* _What is expected_
Determine the number of lines where "március" occurs and reply with that number by itself.

* _Record list_
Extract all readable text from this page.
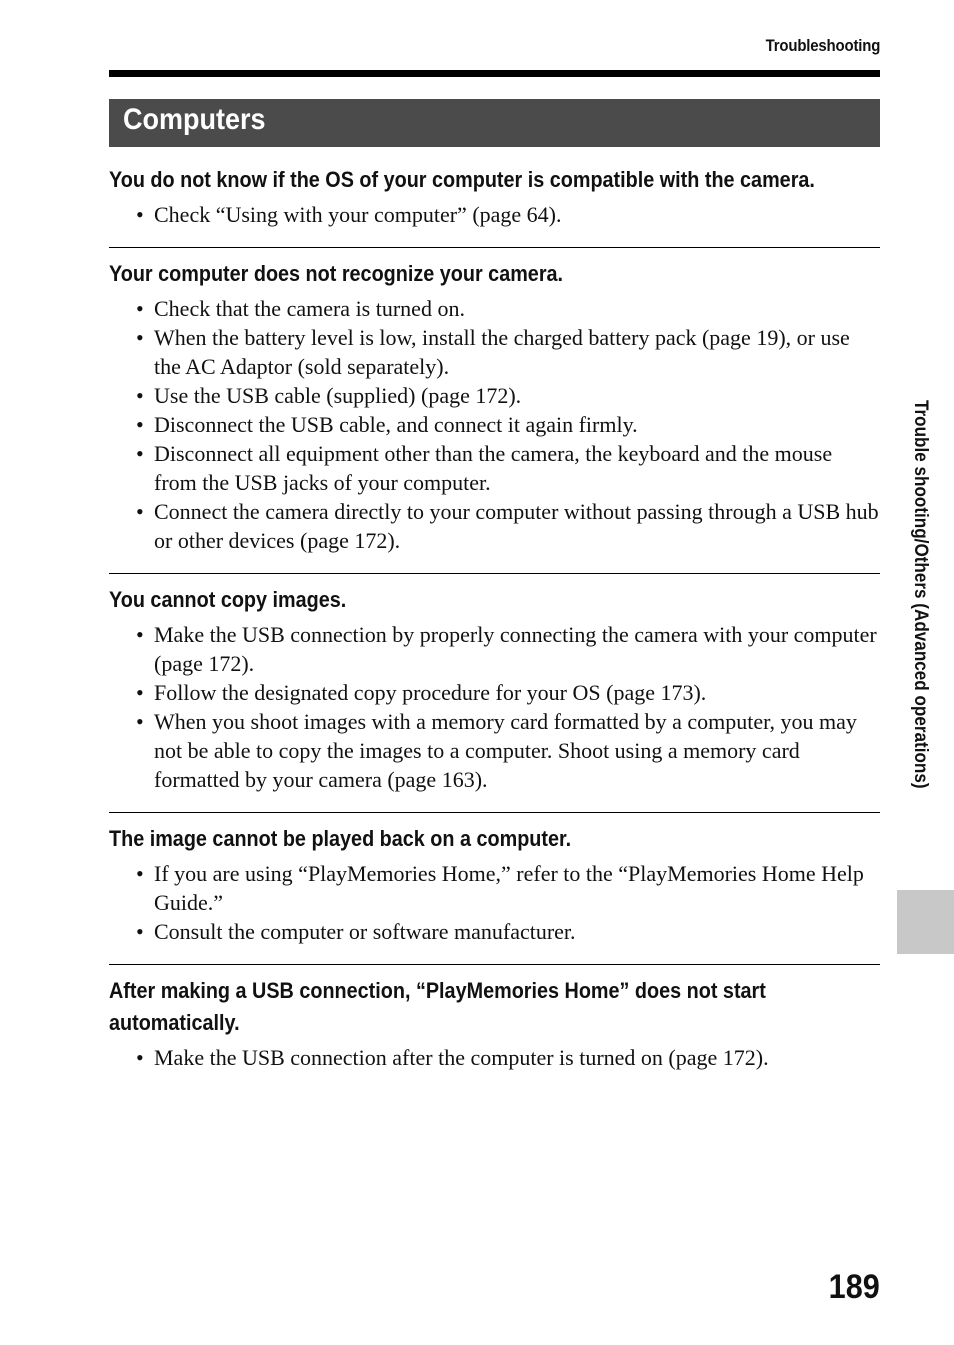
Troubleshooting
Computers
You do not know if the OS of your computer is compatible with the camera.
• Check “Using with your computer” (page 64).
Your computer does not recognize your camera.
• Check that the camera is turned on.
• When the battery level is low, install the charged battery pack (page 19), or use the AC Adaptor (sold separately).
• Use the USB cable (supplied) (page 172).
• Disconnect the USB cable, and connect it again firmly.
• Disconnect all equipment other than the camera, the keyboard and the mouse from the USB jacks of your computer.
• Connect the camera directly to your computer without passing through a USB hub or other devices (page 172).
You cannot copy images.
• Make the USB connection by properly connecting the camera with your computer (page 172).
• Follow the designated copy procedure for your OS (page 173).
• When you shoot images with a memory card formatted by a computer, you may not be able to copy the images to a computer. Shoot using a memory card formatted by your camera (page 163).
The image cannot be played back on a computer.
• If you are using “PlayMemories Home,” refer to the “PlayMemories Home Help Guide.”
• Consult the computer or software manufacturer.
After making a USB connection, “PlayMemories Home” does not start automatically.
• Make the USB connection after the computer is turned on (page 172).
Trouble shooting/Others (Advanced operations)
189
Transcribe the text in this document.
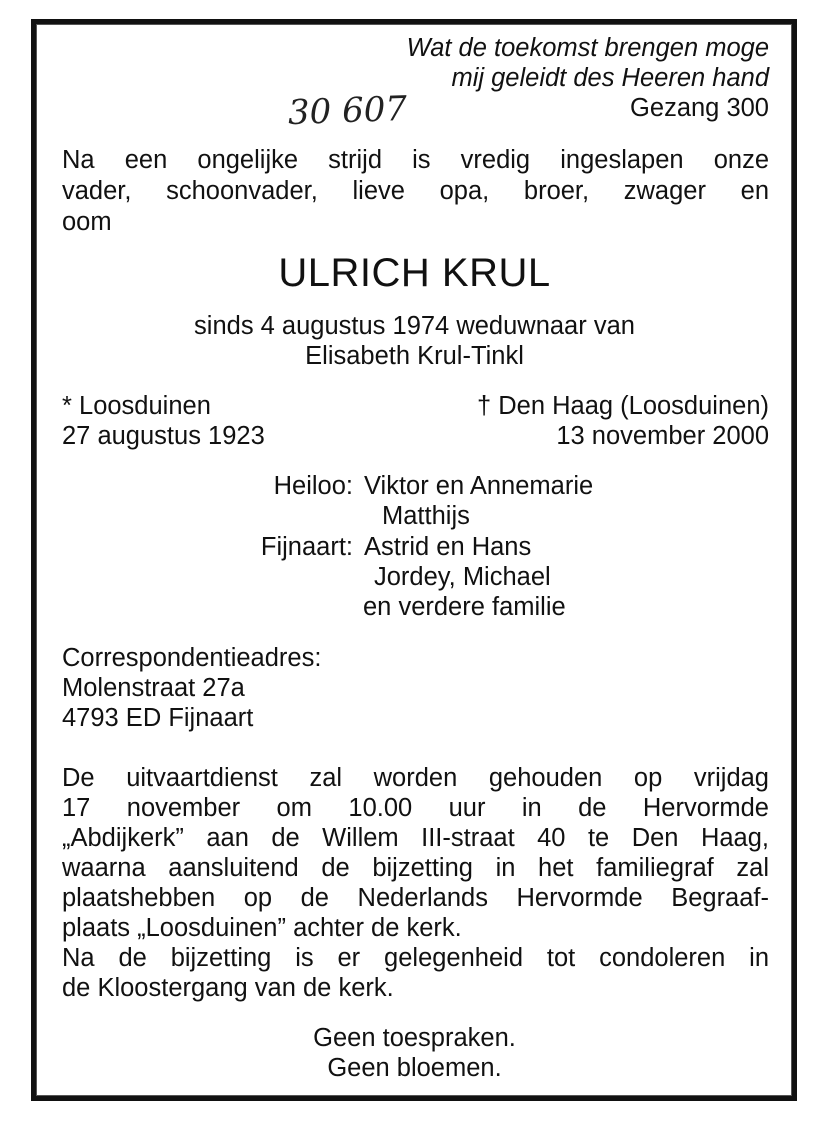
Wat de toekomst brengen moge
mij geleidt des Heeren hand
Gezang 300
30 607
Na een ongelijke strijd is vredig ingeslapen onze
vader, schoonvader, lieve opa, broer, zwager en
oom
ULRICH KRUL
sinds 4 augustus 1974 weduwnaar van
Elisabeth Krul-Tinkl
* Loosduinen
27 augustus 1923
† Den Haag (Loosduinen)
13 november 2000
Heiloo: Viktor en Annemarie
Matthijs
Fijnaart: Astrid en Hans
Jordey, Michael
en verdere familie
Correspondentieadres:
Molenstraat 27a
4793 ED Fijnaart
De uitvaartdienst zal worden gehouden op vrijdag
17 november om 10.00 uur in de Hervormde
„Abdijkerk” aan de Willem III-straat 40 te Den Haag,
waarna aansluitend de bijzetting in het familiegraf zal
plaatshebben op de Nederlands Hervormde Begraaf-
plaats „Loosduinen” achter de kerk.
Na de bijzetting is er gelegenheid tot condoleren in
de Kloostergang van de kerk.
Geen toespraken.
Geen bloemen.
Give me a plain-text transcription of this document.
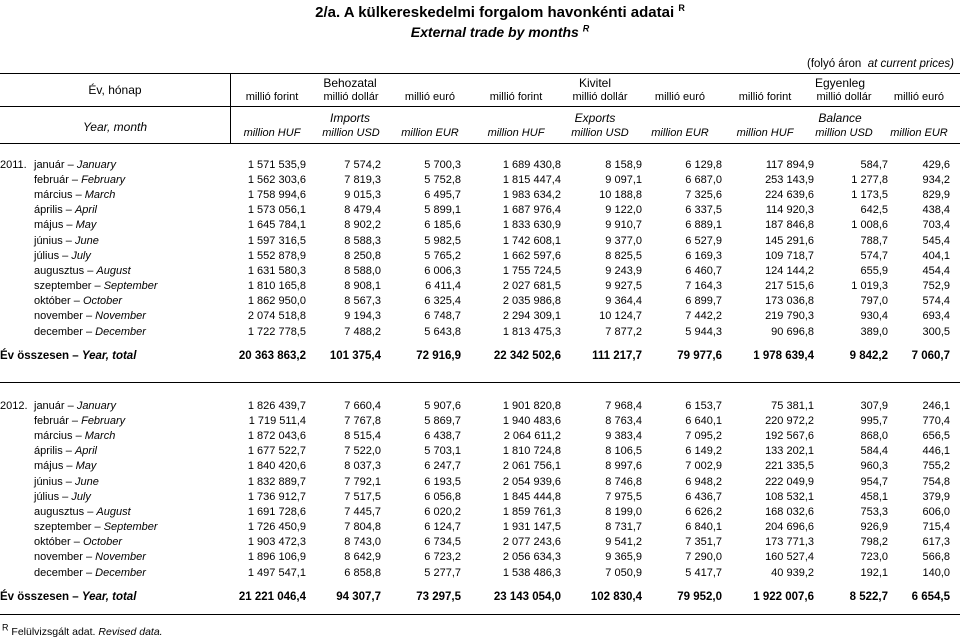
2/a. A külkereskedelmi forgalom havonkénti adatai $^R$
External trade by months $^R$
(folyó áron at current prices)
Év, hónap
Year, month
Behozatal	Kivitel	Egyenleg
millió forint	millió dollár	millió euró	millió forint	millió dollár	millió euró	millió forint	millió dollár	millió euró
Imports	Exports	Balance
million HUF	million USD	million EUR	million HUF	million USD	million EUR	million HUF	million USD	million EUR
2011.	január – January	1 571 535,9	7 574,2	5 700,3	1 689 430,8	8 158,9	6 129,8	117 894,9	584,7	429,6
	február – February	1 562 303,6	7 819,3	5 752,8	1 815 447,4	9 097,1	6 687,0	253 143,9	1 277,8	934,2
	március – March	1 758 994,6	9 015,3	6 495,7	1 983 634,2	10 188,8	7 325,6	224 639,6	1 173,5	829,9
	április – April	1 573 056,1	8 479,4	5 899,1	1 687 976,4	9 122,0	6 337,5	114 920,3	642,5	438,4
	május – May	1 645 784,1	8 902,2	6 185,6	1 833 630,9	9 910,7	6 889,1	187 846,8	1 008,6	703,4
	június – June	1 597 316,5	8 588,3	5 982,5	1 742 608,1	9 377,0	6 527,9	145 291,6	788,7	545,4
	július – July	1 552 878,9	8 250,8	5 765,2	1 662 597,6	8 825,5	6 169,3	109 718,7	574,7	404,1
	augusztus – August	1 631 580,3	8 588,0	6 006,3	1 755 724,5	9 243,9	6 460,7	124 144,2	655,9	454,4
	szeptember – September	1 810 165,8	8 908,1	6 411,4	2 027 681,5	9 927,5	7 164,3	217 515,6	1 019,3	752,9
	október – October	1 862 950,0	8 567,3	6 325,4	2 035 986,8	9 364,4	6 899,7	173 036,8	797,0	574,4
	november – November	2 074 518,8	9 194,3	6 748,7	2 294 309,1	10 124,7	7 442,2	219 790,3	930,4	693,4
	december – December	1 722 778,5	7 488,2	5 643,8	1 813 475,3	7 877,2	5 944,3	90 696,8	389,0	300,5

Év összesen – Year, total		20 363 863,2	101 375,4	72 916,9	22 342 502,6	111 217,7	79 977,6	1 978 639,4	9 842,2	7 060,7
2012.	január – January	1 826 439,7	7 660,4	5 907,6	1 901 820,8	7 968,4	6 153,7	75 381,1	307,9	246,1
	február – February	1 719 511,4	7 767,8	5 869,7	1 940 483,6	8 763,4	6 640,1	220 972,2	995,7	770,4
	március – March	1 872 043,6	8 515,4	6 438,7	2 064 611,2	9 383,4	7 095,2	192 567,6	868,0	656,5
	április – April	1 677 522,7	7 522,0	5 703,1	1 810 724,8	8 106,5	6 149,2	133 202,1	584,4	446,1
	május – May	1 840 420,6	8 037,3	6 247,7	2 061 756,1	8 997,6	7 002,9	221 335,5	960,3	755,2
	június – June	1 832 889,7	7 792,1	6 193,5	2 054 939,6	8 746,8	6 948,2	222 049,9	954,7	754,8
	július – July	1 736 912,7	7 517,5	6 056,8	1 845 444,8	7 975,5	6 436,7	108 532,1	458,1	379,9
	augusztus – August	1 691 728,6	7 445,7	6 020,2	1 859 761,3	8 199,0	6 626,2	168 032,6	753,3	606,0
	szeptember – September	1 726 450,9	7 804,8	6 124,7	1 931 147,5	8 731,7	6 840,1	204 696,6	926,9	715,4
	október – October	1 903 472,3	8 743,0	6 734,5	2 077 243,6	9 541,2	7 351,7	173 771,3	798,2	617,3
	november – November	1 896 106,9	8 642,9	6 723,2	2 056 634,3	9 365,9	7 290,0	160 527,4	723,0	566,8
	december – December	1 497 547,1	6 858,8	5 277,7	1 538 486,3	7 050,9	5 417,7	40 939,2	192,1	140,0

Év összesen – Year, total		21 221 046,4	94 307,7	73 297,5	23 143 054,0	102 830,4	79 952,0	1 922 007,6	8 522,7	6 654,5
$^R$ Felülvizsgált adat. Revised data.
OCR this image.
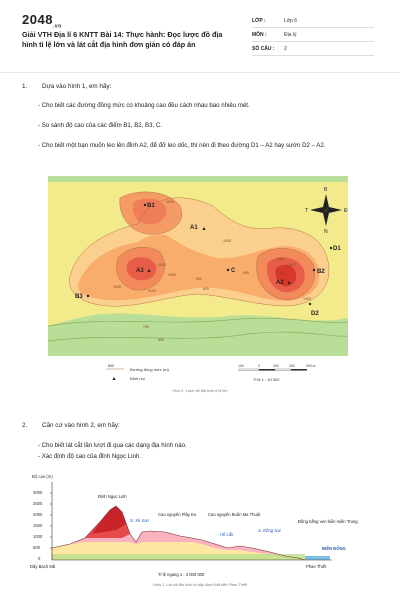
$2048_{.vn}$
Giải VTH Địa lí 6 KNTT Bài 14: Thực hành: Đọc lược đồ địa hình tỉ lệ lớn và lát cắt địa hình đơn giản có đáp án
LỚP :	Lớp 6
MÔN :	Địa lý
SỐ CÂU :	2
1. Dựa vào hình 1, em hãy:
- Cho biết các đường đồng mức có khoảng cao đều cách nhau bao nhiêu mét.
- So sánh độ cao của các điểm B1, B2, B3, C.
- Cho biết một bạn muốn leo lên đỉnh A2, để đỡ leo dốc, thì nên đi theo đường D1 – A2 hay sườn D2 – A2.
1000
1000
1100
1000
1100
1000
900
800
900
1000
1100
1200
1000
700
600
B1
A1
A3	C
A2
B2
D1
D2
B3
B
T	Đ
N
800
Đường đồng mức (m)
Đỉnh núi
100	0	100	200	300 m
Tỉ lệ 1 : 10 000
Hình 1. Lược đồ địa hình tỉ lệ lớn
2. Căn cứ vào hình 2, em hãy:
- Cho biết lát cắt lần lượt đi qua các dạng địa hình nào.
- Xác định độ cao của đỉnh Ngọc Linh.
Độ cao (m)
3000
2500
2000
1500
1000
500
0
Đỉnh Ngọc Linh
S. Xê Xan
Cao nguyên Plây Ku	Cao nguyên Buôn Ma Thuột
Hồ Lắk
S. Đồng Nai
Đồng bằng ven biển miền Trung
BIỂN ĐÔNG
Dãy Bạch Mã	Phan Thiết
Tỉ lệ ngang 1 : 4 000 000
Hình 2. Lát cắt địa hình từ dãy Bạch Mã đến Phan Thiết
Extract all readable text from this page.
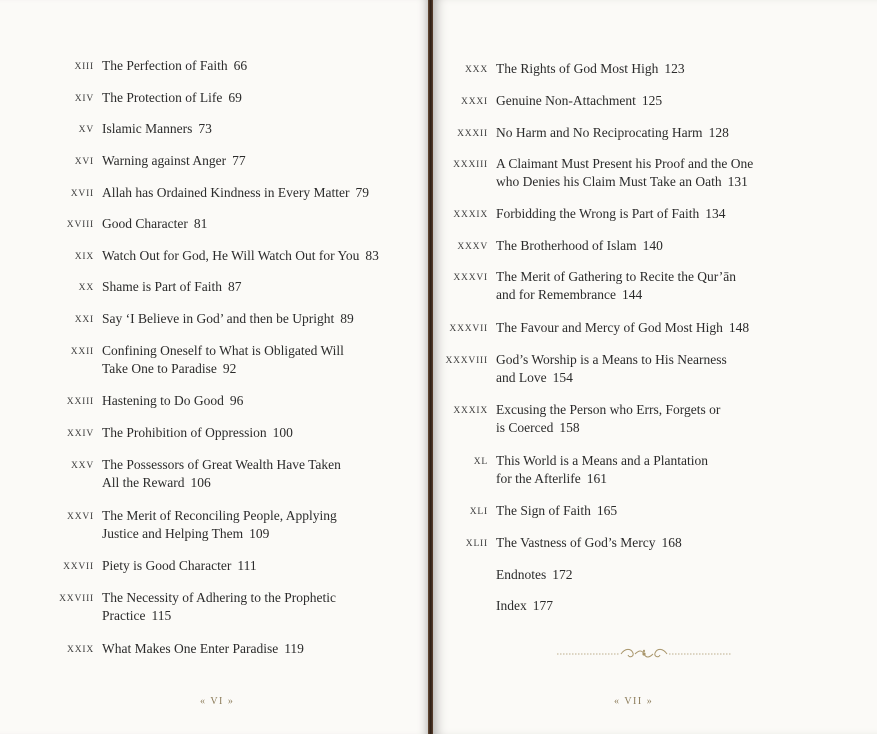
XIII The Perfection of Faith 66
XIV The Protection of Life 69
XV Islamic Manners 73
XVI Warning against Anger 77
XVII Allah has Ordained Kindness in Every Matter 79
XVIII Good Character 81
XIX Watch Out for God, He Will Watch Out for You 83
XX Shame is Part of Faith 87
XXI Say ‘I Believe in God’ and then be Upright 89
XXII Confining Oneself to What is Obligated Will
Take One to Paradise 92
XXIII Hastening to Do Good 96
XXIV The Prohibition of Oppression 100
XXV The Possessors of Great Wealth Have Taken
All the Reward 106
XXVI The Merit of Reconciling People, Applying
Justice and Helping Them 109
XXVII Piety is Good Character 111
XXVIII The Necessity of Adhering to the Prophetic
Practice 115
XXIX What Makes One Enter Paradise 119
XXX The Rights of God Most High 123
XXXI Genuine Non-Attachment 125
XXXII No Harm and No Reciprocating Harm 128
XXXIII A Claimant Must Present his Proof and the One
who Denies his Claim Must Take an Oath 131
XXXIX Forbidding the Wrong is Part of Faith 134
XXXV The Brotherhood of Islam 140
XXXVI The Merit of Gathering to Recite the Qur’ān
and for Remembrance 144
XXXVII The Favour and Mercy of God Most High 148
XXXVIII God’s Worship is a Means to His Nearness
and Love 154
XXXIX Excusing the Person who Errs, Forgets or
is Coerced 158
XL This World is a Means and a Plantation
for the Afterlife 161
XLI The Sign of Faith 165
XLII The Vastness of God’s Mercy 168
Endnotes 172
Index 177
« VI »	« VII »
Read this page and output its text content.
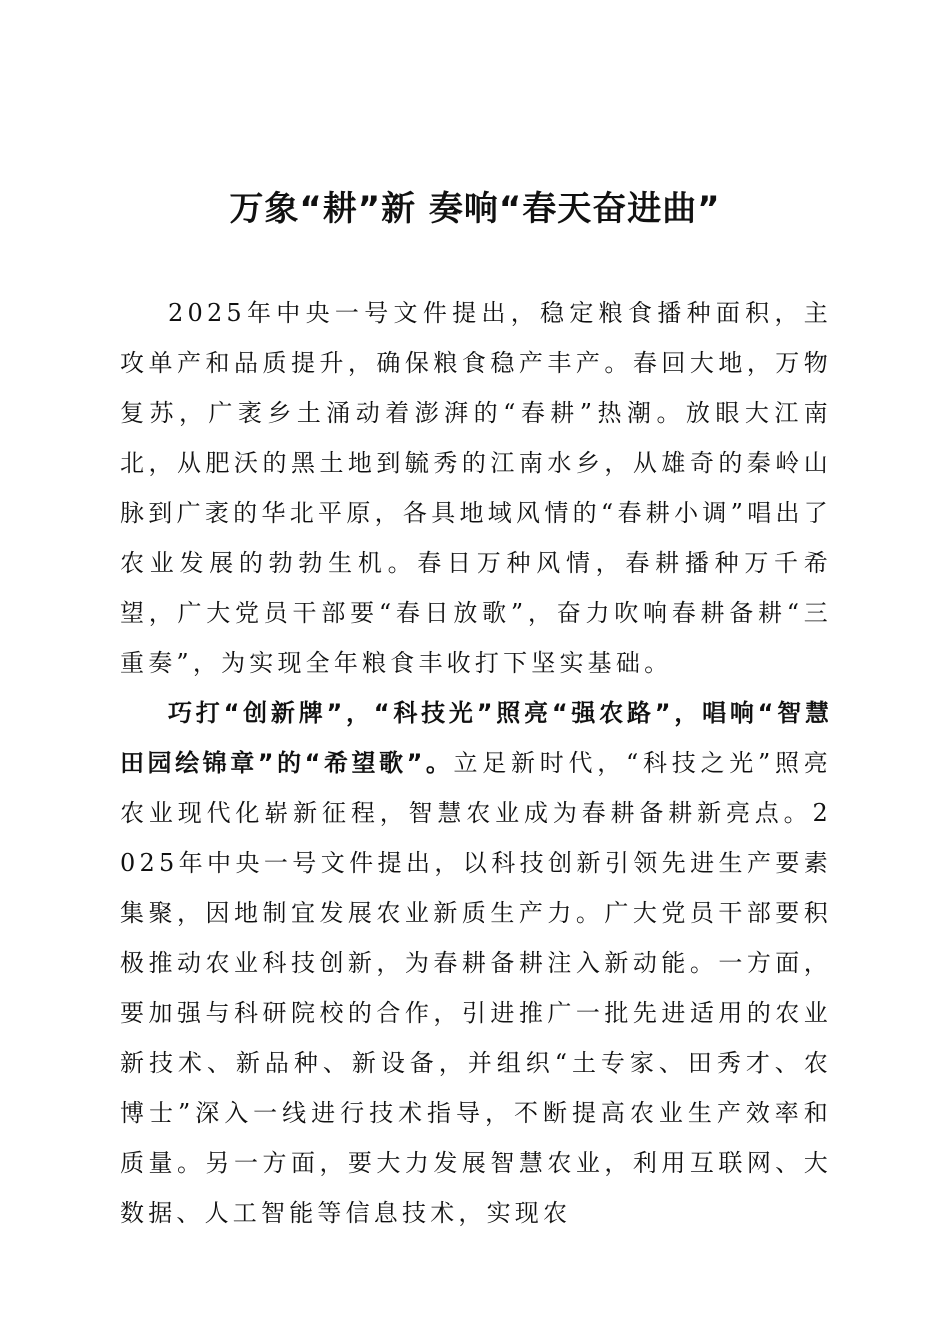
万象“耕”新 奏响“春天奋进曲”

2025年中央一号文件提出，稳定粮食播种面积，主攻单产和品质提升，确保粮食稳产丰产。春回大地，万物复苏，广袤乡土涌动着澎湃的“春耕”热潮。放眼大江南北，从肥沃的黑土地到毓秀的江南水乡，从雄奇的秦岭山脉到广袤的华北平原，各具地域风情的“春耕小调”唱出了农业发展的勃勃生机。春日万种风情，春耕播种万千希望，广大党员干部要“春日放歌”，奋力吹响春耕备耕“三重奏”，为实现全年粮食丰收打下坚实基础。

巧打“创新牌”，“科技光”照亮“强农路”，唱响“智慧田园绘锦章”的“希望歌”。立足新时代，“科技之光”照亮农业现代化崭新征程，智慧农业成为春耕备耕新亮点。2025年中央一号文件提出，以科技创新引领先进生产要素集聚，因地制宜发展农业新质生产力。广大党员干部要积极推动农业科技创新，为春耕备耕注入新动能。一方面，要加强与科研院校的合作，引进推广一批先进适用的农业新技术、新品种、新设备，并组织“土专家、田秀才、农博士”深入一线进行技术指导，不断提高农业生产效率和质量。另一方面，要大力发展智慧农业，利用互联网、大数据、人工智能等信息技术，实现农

* _Response to the exercise_
2